(Dataset excerpts)
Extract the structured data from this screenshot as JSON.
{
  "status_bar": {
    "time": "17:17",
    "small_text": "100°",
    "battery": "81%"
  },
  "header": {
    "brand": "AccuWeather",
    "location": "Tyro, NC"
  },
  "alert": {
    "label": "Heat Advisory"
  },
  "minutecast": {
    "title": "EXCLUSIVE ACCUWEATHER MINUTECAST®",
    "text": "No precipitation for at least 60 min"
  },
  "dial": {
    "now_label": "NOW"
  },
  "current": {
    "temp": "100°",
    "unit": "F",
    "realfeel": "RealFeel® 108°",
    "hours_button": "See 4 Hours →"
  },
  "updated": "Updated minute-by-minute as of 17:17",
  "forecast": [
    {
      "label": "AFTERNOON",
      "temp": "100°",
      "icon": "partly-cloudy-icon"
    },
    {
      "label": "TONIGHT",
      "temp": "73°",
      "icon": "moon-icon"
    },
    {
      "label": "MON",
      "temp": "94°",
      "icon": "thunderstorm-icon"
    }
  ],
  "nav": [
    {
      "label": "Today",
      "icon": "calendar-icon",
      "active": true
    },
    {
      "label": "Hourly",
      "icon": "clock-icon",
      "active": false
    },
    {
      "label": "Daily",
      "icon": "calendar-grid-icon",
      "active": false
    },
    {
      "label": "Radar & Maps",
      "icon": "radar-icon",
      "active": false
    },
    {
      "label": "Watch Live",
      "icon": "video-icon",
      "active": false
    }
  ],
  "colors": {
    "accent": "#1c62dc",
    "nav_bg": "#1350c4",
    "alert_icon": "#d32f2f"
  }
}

| TASK OBJECTIVE |
Reproduce every record, matching each line exactly.

| REPLY TO THE TASK |
Extract the structured data from this screenshot as JSON.
{
  "status_bar": {
    "time": "17:17",
    "small_text": "100°",
    "battery": "81%"
  },
  "header": {
    "brand": "AccuWeather",
    "location": "Tyro, NC"
  },
  "alert": {
    "label": "Heat Advisory"
  },
  "minutecast": {
    "title": "EXCLUSIVE ACCUWEATHER MINUTECAST®",
    "text": "No precipitation for at least 60 min"
  },
  "dial": {
    "now_label": "NOW"
  },
  "current": {
    "temp": "100°",
    "unit": "F",
    "realfeel": "RealFeel® 108°",
    "hours_button": "See 4 Hours →"
  },
  "updated": "Updated minute-by-minute as of 17:17",
  "forecast": [
    {
      "label": "AFTERNOON",
      "temp": "100°",
      "icon": "partly-cloudy-icon"
    },
    {
      "label": "TONIGHT",
      "temp": "73°",
      "icon": "moon-icon"
    },
    {
      "label": "MON",
      "temp": "94°",
      "icon": "thunderstorm-icon"
    }
  ],
  "nav": [
    {
      "label": "Today",
      "icon": "calendar-icon",
      "active": true
    },
    {
      "label": "Hourly",
      "icon": "clock-icon",
      "active": false
    },
    {
      "label": "Daily",
      "icon": "calendar-grid-icon",
      "active": false
    },
    {
      "label": "Radar & Maps",
      "icon": "radar-icon",
      "active": false
    },
    {
      "label": "Watch Live",
      "icon": "video-icon",
      "active": false
    }
  ],
  "colors": {
    "accent": "#1c62dc",
    "nav_bg": "#1350c4",
    "alert_icon": "#d32f2f"
  }
}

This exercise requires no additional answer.